## Your instructions
Transcribe the whole listing below without changing a word, but leave out every image.

## Entries provided

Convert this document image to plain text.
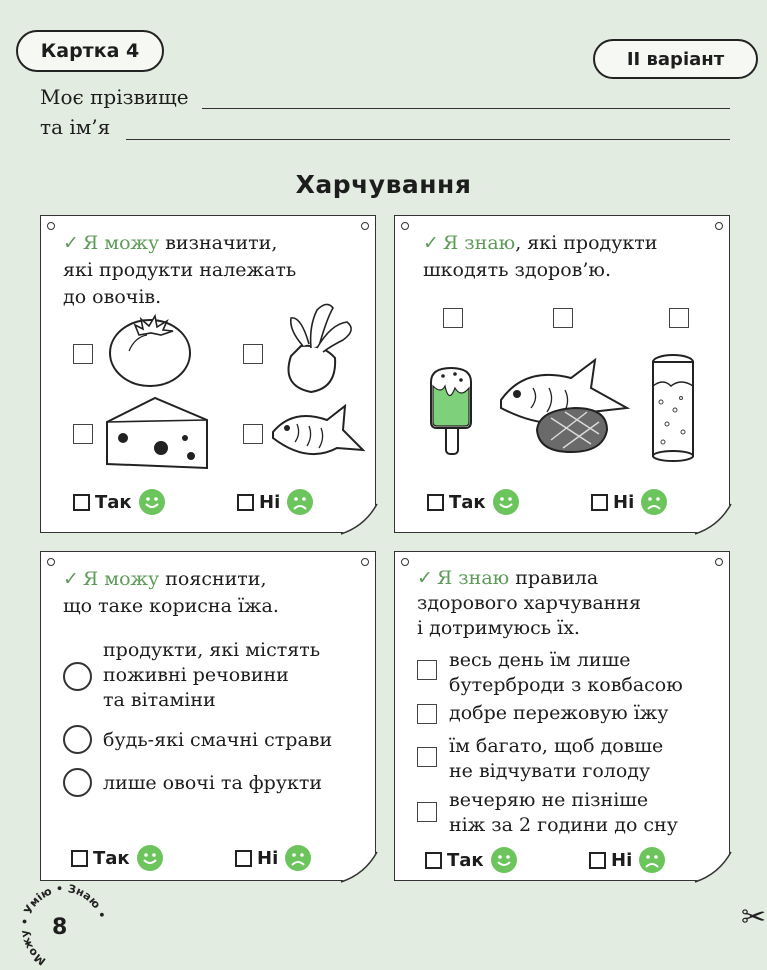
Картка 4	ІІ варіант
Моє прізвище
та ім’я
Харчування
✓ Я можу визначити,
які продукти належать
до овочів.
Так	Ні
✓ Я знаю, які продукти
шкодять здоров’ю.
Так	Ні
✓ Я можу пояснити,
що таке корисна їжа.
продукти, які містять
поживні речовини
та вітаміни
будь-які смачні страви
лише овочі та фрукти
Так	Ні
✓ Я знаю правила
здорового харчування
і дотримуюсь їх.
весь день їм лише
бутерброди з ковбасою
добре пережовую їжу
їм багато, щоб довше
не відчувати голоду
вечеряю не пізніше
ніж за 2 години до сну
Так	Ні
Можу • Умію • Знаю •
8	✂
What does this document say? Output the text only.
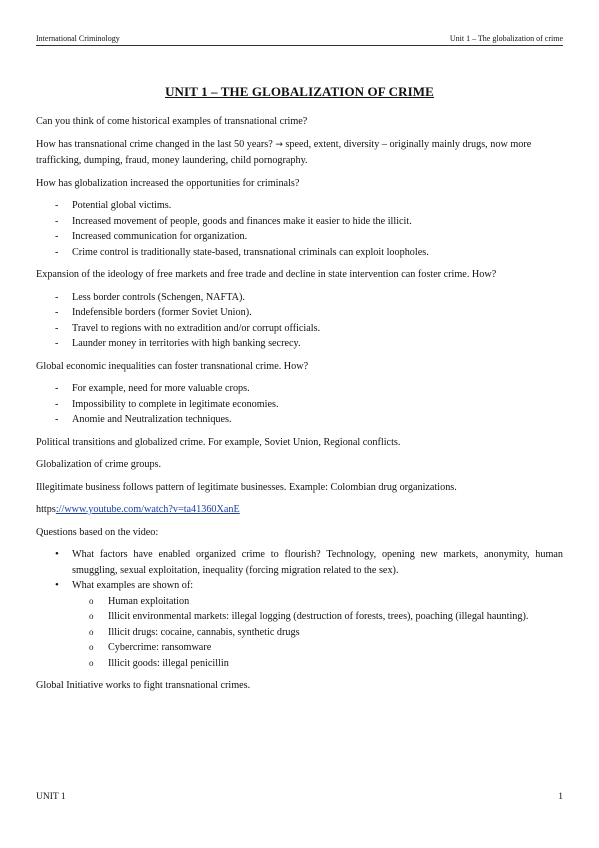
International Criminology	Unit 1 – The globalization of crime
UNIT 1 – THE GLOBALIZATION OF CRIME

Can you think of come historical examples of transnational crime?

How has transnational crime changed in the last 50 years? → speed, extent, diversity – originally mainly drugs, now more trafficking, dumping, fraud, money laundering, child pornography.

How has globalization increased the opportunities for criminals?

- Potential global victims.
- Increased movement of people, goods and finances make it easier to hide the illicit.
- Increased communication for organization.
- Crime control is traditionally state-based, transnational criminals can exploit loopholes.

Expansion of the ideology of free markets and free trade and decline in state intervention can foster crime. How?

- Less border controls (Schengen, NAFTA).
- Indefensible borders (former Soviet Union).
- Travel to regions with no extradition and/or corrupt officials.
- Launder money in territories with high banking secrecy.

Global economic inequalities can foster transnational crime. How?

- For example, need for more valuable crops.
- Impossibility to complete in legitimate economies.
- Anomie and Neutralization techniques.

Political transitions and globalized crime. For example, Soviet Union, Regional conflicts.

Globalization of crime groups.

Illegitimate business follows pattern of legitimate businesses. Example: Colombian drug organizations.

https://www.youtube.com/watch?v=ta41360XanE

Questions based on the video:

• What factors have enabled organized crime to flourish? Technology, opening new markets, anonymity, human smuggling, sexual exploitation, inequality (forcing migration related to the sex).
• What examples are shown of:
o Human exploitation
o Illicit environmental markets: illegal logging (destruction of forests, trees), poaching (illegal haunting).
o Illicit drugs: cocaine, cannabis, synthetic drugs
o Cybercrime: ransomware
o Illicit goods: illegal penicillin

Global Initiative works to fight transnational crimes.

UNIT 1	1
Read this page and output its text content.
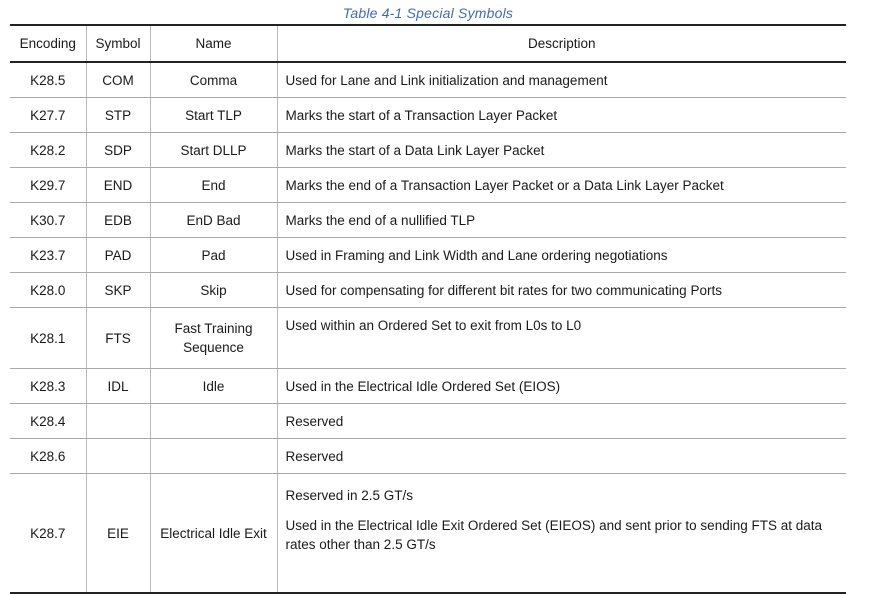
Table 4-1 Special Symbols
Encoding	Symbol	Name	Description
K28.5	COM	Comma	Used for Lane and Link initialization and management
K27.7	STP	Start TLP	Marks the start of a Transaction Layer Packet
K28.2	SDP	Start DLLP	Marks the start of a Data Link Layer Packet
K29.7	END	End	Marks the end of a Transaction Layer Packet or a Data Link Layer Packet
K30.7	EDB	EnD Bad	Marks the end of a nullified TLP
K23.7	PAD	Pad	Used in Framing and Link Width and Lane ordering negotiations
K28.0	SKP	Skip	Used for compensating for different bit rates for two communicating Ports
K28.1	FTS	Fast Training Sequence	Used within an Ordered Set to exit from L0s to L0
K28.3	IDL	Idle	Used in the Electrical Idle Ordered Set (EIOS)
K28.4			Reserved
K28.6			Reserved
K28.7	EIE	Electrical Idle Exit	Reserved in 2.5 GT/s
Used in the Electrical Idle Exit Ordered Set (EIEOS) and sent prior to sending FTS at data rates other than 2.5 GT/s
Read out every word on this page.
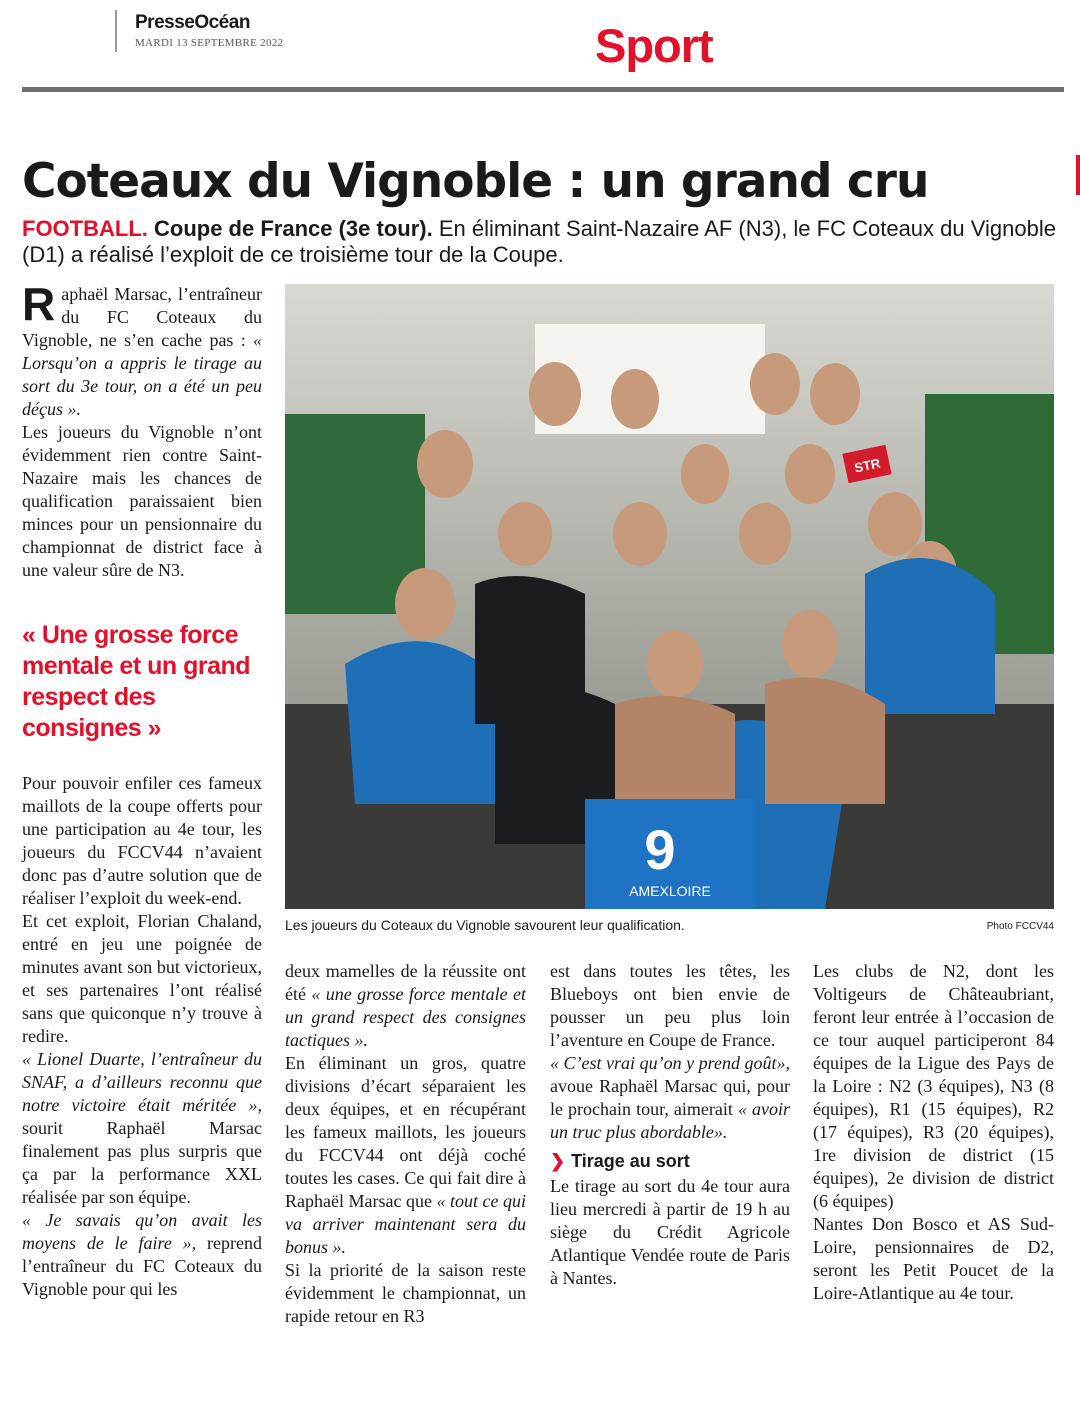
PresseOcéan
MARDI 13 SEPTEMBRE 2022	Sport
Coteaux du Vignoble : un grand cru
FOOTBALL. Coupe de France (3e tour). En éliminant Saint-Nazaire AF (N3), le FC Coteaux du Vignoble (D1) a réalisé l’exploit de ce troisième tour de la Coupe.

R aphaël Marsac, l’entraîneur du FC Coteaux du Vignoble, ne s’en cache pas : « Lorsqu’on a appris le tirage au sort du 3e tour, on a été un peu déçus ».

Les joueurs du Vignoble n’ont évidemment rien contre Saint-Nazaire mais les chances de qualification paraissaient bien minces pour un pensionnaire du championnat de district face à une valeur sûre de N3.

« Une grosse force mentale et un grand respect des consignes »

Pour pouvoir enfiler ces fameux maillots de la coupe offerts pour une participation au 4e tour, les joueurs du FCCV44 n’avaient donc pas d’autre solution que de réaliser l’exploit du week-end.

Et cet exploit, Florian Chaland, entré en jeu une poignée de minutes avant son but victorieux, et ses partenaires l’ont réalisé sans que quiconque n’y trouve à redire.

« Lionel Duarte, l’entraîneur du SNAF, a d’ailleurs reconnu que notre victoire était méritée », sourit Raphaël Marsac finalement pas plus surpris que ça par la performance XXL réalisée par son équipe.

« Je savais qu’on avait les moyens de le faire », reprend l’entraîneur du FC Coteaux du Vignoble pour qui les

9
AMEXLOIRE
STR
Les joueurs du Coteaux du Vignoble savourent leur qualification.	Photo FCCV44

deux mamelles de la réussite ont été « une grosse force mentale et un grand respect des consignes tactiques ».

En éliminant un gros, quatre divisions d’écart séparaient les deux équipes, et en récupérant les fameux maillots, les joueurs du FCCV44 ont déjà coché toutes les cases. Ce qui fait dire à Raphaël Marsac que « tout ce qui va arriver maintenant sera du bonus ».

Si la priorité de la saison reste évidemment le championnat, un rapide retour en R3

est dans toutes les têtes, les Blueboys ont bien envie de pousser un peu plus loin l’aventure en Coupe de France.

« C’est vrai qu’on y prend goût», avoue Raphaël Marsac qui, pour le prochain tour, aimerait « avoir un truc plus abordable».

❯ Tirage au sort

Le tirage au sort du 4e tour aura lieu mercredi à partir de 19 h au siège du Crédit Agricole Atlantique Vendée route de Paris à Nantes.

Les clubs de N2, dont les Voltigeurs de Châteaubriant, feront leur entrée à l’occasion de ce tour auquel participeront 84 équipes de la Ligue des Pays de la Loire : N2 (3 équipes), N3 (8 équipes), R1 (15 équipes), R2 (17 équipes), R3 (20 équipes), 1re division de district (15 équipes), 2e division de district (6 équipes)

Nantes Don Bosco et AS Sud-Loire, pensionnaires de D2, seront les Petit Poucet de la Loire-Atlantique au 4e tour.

## The response
Convert this document image to plain text.
Картка 4	ІІ варіант
Моє прізвище
та ім’я
Харчування
✓ Я можу визначити,
які продукти належать
до овочів.
Так	Ні
✓ Я знаю, які продукти
шкодять здоров’ю.
Так	Ні
✓ Я можу пояснити,
що таке корисна їжа.
продукти, які містять
поживні речовини
та вітаміни
будь-які смачні страви
лише овочі та фрукти
Так	Ні
✓ Я знаю правила
здорового харчування
і дотримуюсь їх.
весь день їм лише
бутерброди з ковбасою
добре пережовую їжу
їм багато, щоб довше
не відчувати голоду
вечеряю не пізніше
ніж за 2 години до сну
Так	Ні
Можу • Умію • Знаю •
8	✂
What does this document say? Output the text only.
International Criminology	Unit 1 – The globalization of crime
UNIT 1 – THE GLOBALIZATION OF CRIME

Can you think of come historical examples of transnational crime?

How has transnational crime changed in the last 50 years? → speed, extent, diversity – originally mainly drugs, now more trafficking, dumping, fraud, money laundering, child pornography.

How has globalization increased the opportunities for criminals?

- Potential global victims.
- Increased movement of people, goods and finances make it easier to hide the illicit.
- Increased communication for organization.
- Crime control is traditionally state-based, transnational criminals can exploit loopholes.

Expansion of the ideology of free markets and free trade and decline in state intervention can foster crime. How?

- Less border controls (Schengen, NAFTA).
- Indefensible borders (former Soviet Union).
- Travel to regions with no extradition and/or corrupt officials.
- Launder money in territories with high banking secrecy.

Global economic inequalities can foster transnational crime. How?

- For example, need for more valuable crops.
- Impossibility to complete in legitimate economies.
- Anomie and Neutralization techniques.

Political transitions and globalized crime. For example, Soviet Union, Regional conflicts.

Globalization of crime groups.

Illegitimate business follows pattern of legitimate businesses. Example: Colombian drug organizations.

https://www.youtube.com/watch?v=ta41360XanE

Questions based on the video:

• What factors have enabled organized crime to flourish? Technology, opening new markets, anonymity, human smuggling, sexual exploitation, inequality (forcing migration related to the sex).
• What examples are shown of:
o Human exploitation
o Illicit environmental markets: illegal logging (destruction of forests, trees), poaching (illegal haunting).
o Illicit drugs: cocaine, cannabis, synthetic drugs
o Cybercrime: ransomware
o Illicit goods: illegal penicillin

Global Initiative works to fight transnational crimes.

UNIT 1	1
Read this page and output its text content.
Table 4-1 Special Symbols
Encoding	Symbol	Name	Description
K28.5	COM	Comma	Used for Lane and Link initialization and management
K27.7	STP	Start TLP	Marks the start of a Transaction Layer Packet
K28.2	SDP	Start DLLP	Marks the start of a Data Link Layer Packet
K29.7	END	End	Marks the end of a Transaction Layer Packet or a Data Link Layer Packet
K30.7	EDB	EnD Bad	Marks the end of a nullified TLP
K23.7	PAD	Pad	Used in Framing and Link Width and Lane ordering negotiations
K28.0	SKP	Skip	Used for compensating for different bit rates for two communicating Ports
K28.1	FTS	Fast Training Sequence	Used within an Ordered Set to exit from L0s to L0
K28.3	IDL	Idle	Used in the Electrical Idle Ordered Set (EIOS)
K28.4			Reserved
K28.6			Reserved
K28.7	EIE	Electrical Idle Exit	Reserved in 2.5 GT/s
Used in the Electrical Idle Exit Ordered Set (EIEOS) and sent prior to sending FTS at data rates other than 2.5 GT/s
Read out every word on this page.
PresseOcéan
MARDI 13 SEPTEMBRE 2022	Sport
Coteaux du Vignoble : un grand cru
FOOTBALL. Coupe de France (3e tour). En éliminant Saint-Nazaire AF (N3), le FC Coteaux du Vignoble (D1) a réalisé l’exploit de ce troisième tour de la Coupe.

R aphaël Marsac, l’entraîneur du FC Coteaux du Vignoble, ne s’en cache pas : « Lorsqu’on a appris le tirage au sort du 3e tour, on a été un peu déçus ».

Les joueurs du Vignoble n’ont évidemment rien contre Saint-Nazaire mais les chances de qualification paraissaient bien minces pour un pensionnaire du championnat de district face à une valeur sûre de N3.

« Une grosse force mentale et un grand respect des consignes »

Pour pouvoir enfiler ces fameux maillots de la coupe offerts pour une participation au 4e tour, les joueurs du FCCV44 n’avaient donc pas d’autre solution que de réaliser l’exploit du week-end.

Et cet exploit, Florian Chaland, entré en jeu une poignée de minutes avant son but victorieux, et ses partenaires l’ont réalisé sans que quiconque n’y trouve à redire.

« Lionel Duarte, l’entraîneur du SNAF, a d’ailleurs reconnu que notre victoire était méritée », sourit Raphaël Marsac finalement pas plus surpris que ça par la performance XXL réalisée par son équipe.

« Je savais qu’on avait les moyens de le faire », reprend l’entraîneur du FC Coteaux du Vignoble pour qui les

9
AMEXLOIRE
STR
Les joueurs du Coteaux du Vignoble savourent leur qualification.	Photo FCCV44

deux mamelles de la réussite ont été « une grosse force mentale et un grand respect des consignes tactiques ».

En éliminant un gros, quatre divisions d’écart séparaient les deux équipes, et en récupérant les fameux maillots, les joueurs du FCCV44 ont déjà coché toutes les cases. Ce qui fait dire à Raphaël Marsac que « tout ce qui va arriver maintenant sera du bonus ».

Si la priorité de la saison reste évidemment le championnat, un rapide retour en R3

est dans toutes les têtes, les Blueboys ont bien envie de pousser un peu plus loin l’aventure en Coupe de France.

« C’est vrai qu’on y prend goût», avoue Raphaël Marsac qui, pour le prochain tour, aimerait « avoir un truc plus abordable».

❯ Tirage au sort

Le tirage au sort du 4e tour aura lieu mercredi à partir de 19 h au siège du Crédit Agricole Atlantique Vendée route de Paris à Nantes.

Les clubs de N2, dont les Voltigeurs de Châteaubriant, feront leur entrée à l’occasion de ce tour auquel participeront 84 équipes de la Ligue des Pays de la Loire : N2 (3 équipes), N3 (8 équipes), R1 (15 équipes), R2 (17 équipes), R3 (20 équipes), 1re division de district (15 équipes), 2e division de district (6 équipes)

Nantes Don Bosco et AS Sud-Loire, pensionnaires de D2, seront les Petit Poucet de la Loire-Atlantique au 4e tour.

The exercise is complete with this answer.